>> START EXERCISE MATERIALS

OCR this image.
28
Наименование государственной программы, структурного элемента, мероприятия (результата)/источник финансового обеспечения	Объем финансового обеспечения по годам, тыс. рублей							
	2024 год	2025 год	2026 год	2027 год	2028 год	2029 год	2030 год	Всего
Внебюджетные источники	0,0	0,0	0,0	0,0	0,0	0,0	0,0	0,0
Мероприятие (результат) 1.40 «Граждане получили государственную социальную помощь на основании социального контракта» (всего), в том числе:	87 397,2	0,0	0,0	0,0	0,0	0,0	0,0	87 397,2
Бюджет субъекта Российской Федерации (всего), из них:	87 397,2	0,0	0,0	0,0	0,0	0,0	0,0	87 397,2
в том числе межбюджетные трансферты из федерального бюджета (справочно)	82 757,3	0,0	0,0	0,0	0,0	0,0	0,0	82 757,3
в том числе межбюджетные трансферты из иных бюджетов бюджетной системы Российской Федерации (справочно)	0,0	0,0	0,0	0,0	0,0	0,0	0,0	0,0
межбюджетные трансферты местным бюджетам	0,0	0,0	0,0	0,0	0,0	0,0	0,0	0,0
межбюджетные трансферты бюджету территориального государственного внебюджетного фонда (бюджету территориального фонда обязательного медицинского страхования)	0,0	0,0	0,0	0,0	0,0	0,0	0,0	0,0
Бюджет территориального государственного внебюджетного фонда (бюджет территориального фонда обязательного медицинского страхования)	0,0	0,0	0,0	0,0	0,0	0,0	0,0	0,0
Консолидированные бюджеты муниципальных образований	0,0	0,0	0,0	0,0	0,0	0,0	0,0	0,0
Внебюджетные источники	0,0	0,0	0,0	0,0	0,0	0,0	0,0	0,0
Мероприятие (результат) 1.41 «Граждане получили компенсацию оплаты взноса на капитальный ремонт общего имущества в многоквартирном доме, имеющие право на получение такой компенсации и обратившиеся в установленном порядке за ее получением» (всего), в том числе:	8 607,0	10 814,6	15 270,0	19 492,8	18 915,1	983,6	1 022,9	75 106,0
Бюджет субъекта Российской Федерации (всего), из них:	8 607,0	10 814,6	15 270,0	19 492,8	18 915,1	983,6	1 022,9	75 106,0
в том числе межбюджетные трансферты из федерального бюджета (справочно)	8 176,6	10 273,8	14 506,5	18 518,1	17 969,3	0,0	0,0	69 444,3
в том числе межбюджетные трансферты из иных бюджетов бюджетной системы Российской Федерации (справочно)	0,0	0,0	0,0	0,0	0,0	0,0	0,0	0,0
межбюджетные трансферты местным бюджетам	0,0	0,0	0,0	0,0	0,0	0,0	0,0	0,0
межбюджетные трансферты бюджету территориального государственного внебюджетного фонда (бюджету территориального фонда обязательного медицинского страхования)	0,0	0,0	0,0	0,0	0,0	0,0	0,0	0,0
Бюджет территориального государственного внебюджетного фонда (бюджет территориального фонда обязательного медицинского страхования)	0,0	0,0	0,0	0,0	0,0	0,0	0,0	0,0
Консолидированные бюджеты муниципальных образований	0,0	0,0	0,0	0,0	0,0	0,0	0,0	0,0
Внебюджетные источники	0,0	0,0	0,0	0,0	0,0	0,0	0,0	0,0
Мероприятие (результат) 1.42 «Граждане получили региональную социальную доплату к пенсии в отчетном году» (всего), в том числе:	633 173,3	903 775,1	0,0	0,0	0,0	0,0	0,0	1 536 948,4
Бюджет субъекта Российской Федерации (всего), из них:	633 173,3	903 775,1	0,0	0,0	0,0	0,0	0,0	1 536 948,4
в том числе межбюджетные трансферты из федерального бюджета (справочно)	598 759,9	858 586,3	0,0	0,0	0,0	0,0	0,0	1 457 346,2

>> END EXERCISE MATERIALS

WHAT TO PRODUCE:
Please set down the whole listing above without altering a single line.

CORRECT OUTPUT:
OCR this image.
28
Наименование государственной программы, структурного элемента, мероприятия (результата)/источник финансового обеспечения	Объем финансового обеспечения по годам, тыс. рублей							
	2024 год	2025 год	2026 год	2027 год	2028 год	2029 год	2030 год	Всего
Внебюджетные источники	0,0	0,0	0,0	0,0	0,0	0,0	0,0	0,0
Мероприятие (результат) 1.40 «Граждане получили государственную социальную помощь на основании социального контракта» (всего), в том числе:	87 397,2	0,0	0,0	0,0	0,0	0,0	0,0	87 397,2
Бюджет субъекта Российской Федерации (всего), из них:	87 397,2	0,0	0,0	0,0	0,0	0,0	0,0	87 397,2
в том числе межбюджетные трансферты из федерального бюджета (справочно)	82 757,3	0,0	0,0	0,0	0,0	0,0	0,0	82 757,3
в том числе межбюджетные трансферты из иных бюджетов бюджетной системы Российской Федерации (справочно)	0,0	0,0	0,0	0,0	0,0	0,0	0,0	0,0
межбюджетные трансферты местным бюджетам	0,0	0,0	0,0	0,0	0,0	0,0	0,0	0,0
межбюджетные трансферты бюджету территориального государственного внебюджетного фонда (бюджету территориального фонда обязательного медицинского страхования)	0,0	0,0	0,0	0,0	0,0	0,0	0,0	0,0
Бюджет территориального государственного внебюджетного фонда (бюджет территориального фонда обязательного медицинского страхования)	0,0	0,0	0,0	0,0	0,0	0,0	0,0	0,0
Консолидированные бюджеты муниципальных образований	0,0	0,0	0,0	0,0	0,0	0,0	0,0	0,0
Внебюджетные источники	0,0	0,0	0,0	0,0	0,0	0,0	0,0	0,0
Мероприятие (результат) 1.41 «Граждане получили компенсацию оплаты взноса на капитальный ремонт общего имущества в многоквартирном доме, имеющие право на получение такой компенсации и обратившиеся в установленном порядке за ее получением» (всего), в том числе:	8 607,0	10 814,6	15 270,0	19 492,8	18 915,1	983,6	1 022,9	75 106,0
Бюджет субъекта Российской Федерации (всего), из них:	8 607,0	10 814,6	15 270,0	19 492,8	18 915,1	983,6	1 022,9	75 106,0
в том числе межбюджетные трансферты из федерального бюджета (справочно)	8 176,6	10 273,8	14 506,5	18 518,1	17 969,3	0,0	0,0	69 444,3
в том числе межбюджетные трансферты из иных бюджетов бюджетной системы Российской Федерации (справочно)	0,0	0,0	0,0	0,0	0,0	0,0	0,0	0,0
межбюджетные трансферты местным бюджетам	0,0	0,0	0,0	0,0	0,0	0,0	0,0	0,0
межбюджетные трансферты бюджету территориального государственного внебюджетного фонда (бюджету территориального фонда обязательного медицинского страхования)	0,0	0,0	0,0	0,0	0,0	0,0	0,0	0,0
Бюджет территориального государственного внебюджетного фонда (бюджет территориального фонда обязательного медицинского страхования)	0,0	0,0	0,0	0,0	0,0	0,0	0,0	0,0
Консолидированные бюджеты муниципальных образований	0,0	0,0	0,0	0,0	0,0	0,0	0,0	0,0
Внебюджетные источники	0,0	0,0	0,0	0,0	0,0	0,0	0,0	0,0
Мероприятие (результат) 1.42 «Граждане получили региональную социальную доплату к пенсии в отчетном году» (всего), в том числе:	633 173,3	903 775,1	0,0	0,0	0,0	0,0	0,0	1 536 948,4
Бюджет субъекта Российской Федерации (всего), из них:	633 173,3	903 775,1	0,0	0,0	0,0	0,0	0,0	1 536 948,4
в том числе межбюджетные трансферты из федерального бюджета (справочно)	598 759,9	858 586,3	0,0	0,0	0,0	0,0	0,0	1 457 346,2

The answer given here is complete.